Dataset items
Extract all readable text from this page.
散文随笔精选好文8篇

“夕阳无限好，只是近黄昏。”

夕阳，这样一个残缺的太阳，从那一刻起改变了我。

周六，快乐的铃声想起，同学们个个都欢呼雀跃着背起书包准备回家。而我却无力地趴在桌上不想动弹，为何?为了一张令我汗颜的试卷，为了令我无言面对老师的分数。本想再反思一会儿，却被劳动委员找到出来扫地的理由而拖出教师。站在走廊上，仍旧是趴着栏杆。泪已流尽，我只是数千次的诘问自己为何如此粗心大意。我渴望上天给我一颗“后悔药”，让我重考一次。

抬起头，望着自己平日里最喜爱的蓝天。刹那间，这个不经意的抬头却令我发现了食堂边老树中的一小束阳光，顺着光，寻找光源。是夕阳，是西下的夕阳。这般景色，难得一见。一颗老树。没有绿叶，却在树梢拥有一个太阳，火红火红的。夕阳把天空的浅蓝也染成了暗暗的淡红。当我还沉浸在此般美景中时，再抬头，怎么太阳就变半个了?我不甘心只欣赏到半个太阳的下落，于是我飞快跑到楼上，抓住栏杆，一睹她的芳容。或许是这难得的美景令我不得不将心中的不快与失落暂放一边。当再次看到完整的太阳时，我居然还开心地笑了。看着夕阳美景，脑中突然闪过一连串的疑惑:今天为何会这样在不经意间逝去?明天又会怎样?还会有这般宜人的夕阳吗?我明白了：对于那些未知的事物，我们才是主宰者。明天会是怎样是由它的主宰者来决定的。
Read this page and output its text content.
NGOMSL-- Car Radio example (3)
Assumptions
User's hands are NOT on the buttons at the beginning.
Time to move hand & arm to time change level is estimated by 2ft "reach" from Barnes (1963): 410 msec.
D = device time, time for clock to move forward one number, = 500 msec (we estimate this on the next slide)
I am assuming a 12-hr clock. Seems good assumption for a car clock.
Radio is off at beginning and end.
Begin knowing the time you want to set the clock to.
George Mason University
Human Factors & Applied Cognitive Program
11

DIRECTIONS FOR THIS TASK
Pull out every line holding "msec" from the records above, and copy it.

OUTPUT OF THE EXERCISE
Time to move hand & arm to time change level is estimated by 2ft "reach" from Barnes (1963): 410 msec.
D = device time, time for clock to move forward one number, = 500 msec (we estimate this on the next slide)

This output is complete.